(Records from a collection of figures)
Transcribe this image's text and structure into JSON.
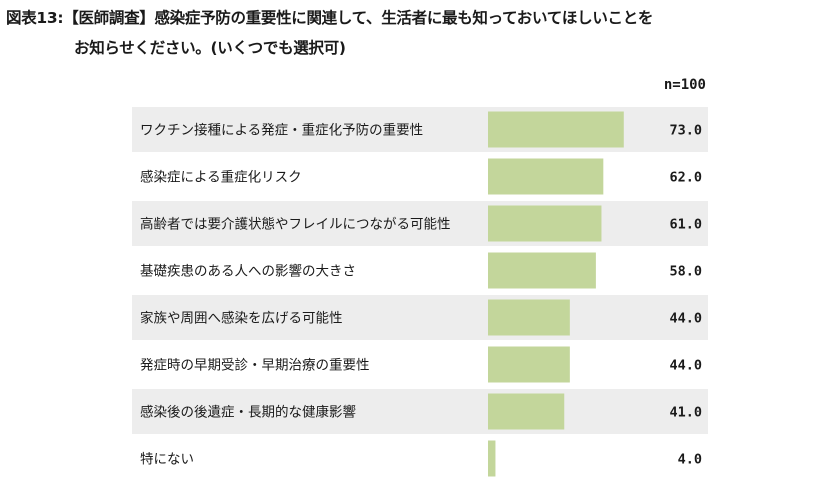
{
  "title_line1": "図表13:【医師調査】感染症予防の重要性に関連して、生活者に最も知っておいてほしいことを",
  "title_line2": "お知らせください。(いくつでも選択可)",
  "n_label": "n=100",
  "colors": {
    "bar": "#c3d69b",
    "row_shade": "#ededed",
    "text": "#1a1a1a"
  },
  "chart_data": {
    "type": "bar",
    "orientation": "horizontal",
    "categories": [
      "ワクチン接種による発症・重症化予防の重要性",
      "感染症による重症化リスク",
      "高齢者では要介護状態やフレイルにつながる可能性",
      "基礎疾患のある人への影響の大きさ",
      "家族や周囲へ感染を広げる可能性",
      "発症時の早期受診・早期治療の重要性",
      "感染後の後遺症・長期的な健康影響",
      "特にない"
    ],
    "values": [
      73.0,
      62.0,
      61.0,
      58.0,
      44.0,
      44.0,
      41.0,
      4.0
    ],
    "value_labels": [
      "73.0",
      "62.0",
      "61.0",
      "58.0",
      "44.0",
      "44.0",
      "41.0",
      "4.0"
    ],
    "xlim": [
      0,
      100
    ],
    "grid": false,
    "legend": "none"
  }
}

→ REQUIREMENTS: Repeat the material above word for word and skip every image in it.

→ ANSWER FOR THIS EXERCISE:
Transcribe this image's text and structure into JSON.
{
  "title_line1": "図表13:【医師調査】感染症予防の重要性に関連して、生活者に最も知っておいてほしいことを",
  "title_line2": "お知らせください。(いくつでも選択可)",
  "n_label": "n=100",
  "colors": {
    "bar": "#c3d69b",
    "row_shade": "#ededed",
    "text": "#1a1a1a"
  },
  "chart_data": {
    "type": "bar",
    "orientation": "horizontal",
    "categories": [
      "ワクチン接種による発症・重症化予防の重要性",
      "感染症による重症化リスク",
      "高齢者では要介護状態やフレイルにつながる可能性",
      "基礎疾患のある人への影響の大きさ",
      "家族や周囲へ感染を広げる可能性",
      "発症時の早期受診・早期治療の重要性",
      "感染後の後遺症・長期的な健康影響",
      "特にない"
    ],
    "values": [
      73.0,
      62.0,
      61.0,
      58.0,
      44.0,
      44.0,
      41.0,
      4.0
    ],
    "value_labels": [
      "73.0",
      "62.0",
      "61.0",
      "58.0",
      "44.0",
      "44.0",
      "41.0",
      "4.0"
    ],
    "xlim": [
      0,
      100
    ],
    "grid": false,
    "legend": "none"
  }
}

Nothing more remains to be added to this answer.